> **Your objective**
Transcribe the entries exactly; images are not part of the copy.

━━━ Source material

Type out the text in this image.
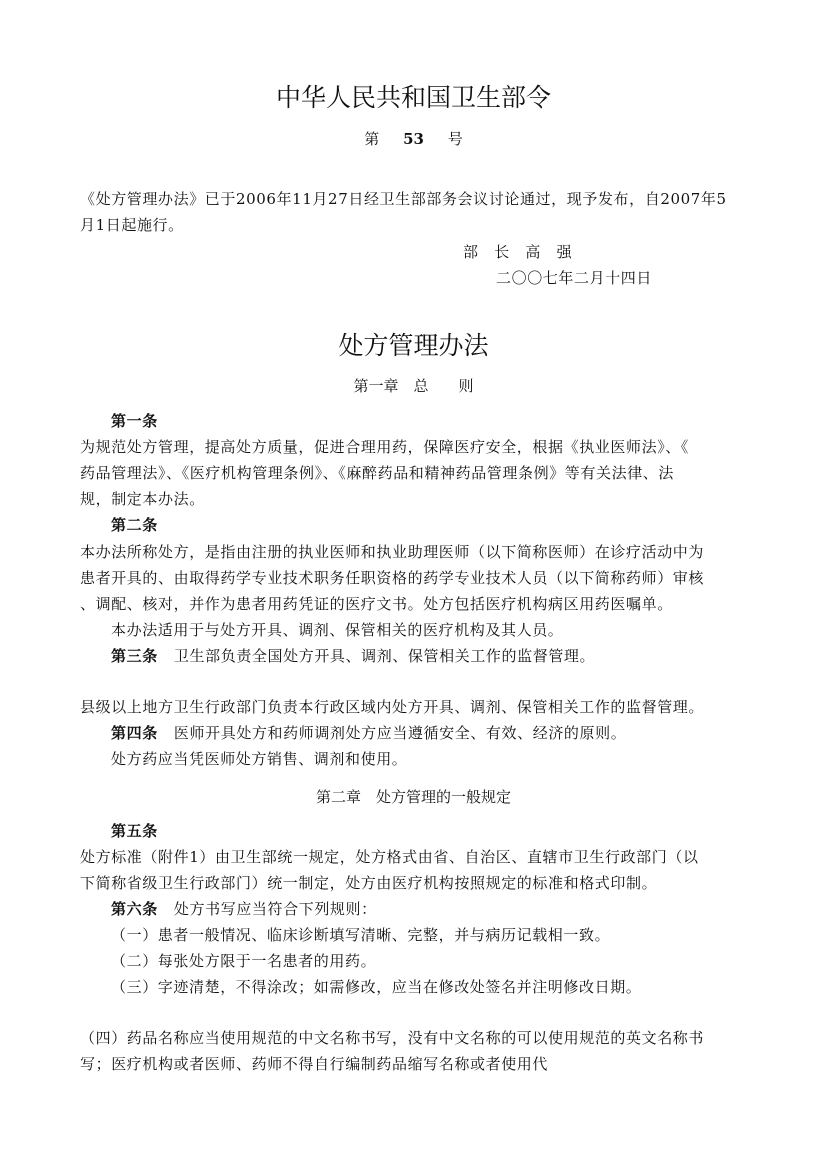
中华人民共和国卫生部令
第 53 号
《处方管理办法》已于2006年11月27日经卫生部部务会议讨论通过，现予发布，自2007年5
月1日起施行。
部　长　高　强
二〇〇七年二月十四日
处方管理办法
第一章　总　　则
第一条
为规范处方管理，提高处方质量，促进合理用药，保障医疗安全，根据《执业医师法》、《
药品管理法》、《医疗机构管理条例》、《麻醉药品和精神药品管理条例》等有关法律、法
规，制定本办法。
第二条
本办法所称处方，是指由注册的执业医师和执业助理医师（以下简称医师）在诊疗活动中为
患者开具的、由取得药学专业技术职务任职资格的药学专业技术人员（以下简称药师）审核
、调配、核对，并作为患者用药凭证的医疗文书。处方包括医疗机构病区用药医嘱单。
本办法适用于与处方开具、调剂、保管相关的医疗机构及其人员。
第三条 卫生部负责全国处方开具、调剂、保管相关工作的监督管理。
县级以上地方卫生行政部门负责本行政区域内处方开具、调剂、保管相关工作的监督管理。
第四条 医师开具处方和药师调剂处方应当遵循安全、有效、经济的原则。
处方药应当凭医师处方销售、调剂和使用。
第二章　处方管理的一般规定
第五条
处方标准（附件1）由卫生部统一规定，处方格式由省、自治区、直辖市卫生行政部门（以
下简称省级卫生行政部门）统一制定，处方由医疗机构按照规定的标准和格式印制。
第六条 处方书写应当符合下列规则：
（一）患者一般情况、临床诊断填写清晰、完整，并与病历记载相一致。
（二）每张处方限于一名患者的用药。
（三）字迹清楚，不得涂改；如需修改，应当在修改处签名并注明修改日期。
（四）药品名称应当使用规范的中文名称书写，没有中文名称的可以使用规范的英文名称书
写；医疗机构或者医师、药师不得自行编制药品缩写名称或者使用代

━━━━━━

> **Exercise response**
Type out the text in this image.
中华人民共和国卫生部令
第 53 号
《处方管理办法》已于2006年11月27日经卫生部部务会议讨论通过，现予发布，自2007年5
月1日起施行。
部　长　高　强
二〇〇七年二月十四日
处方管理办法
第一章　总　　则
第一条
为规范处方管理，提高处方质量，促进合理用药，保障医疗安全，根据《执业医师法》、《
药品管理法》、《医疗机构管理条例》、《麻醉药品和精神药品管理条例》等有关法律、法
规，制定本办法。
第二条
本办法所称处方，是指由注册的执业医师和执业助理医师（以下简称医师）在诊疗活动中为
患者开具的、由取得药学专业技术职务任职资格的药学专业技术人员（以下简称药师）审核
、调配、核对，并作为患者用药凭证的医疗文书。处方包括医疗机构病区用药医嘱单。
本办法适用于与处方开具、调剂、保管相关的医疗机构及其人员。
第三条 卫生部负责全国处方开具、调剂、保管相关工作的监督管理。
县级以上地方卫生行政部门负责本行政区域内处方开具、调剂、保管相关工作的监督管理。
第四条 医师开具处方和药师调剂处方应当遵循安全、有效、经济的原则。
处方药应当凭医师处方销售、调剂和使用。
第二章　处方管理的一般规定
第五条
处方标准（附件1）由卫生部统一规定，处方格式由省、自治区、直辖市卫生行政部门（以
下简称省级卫生行政部门）统一制定，处方由医疗机构按照规定的标准和格式印制。
第六条 处方书写应当符合下列规则：
（一）患者一般情况、临床诊断填写清晰、完整，并与病历记载相一致。
（二）每张处方限于一名患者的用药。
（三）字迹清楚，不得涂改；如需修改，应当在修改处签名并注明修改日期。
（四）药品名称应当使用规范的中文名称书写，没有中文名称的可以使用规范的英文名称书
写；医疗机构或者医师、药师不得自行编制药品缩写名称或者使用代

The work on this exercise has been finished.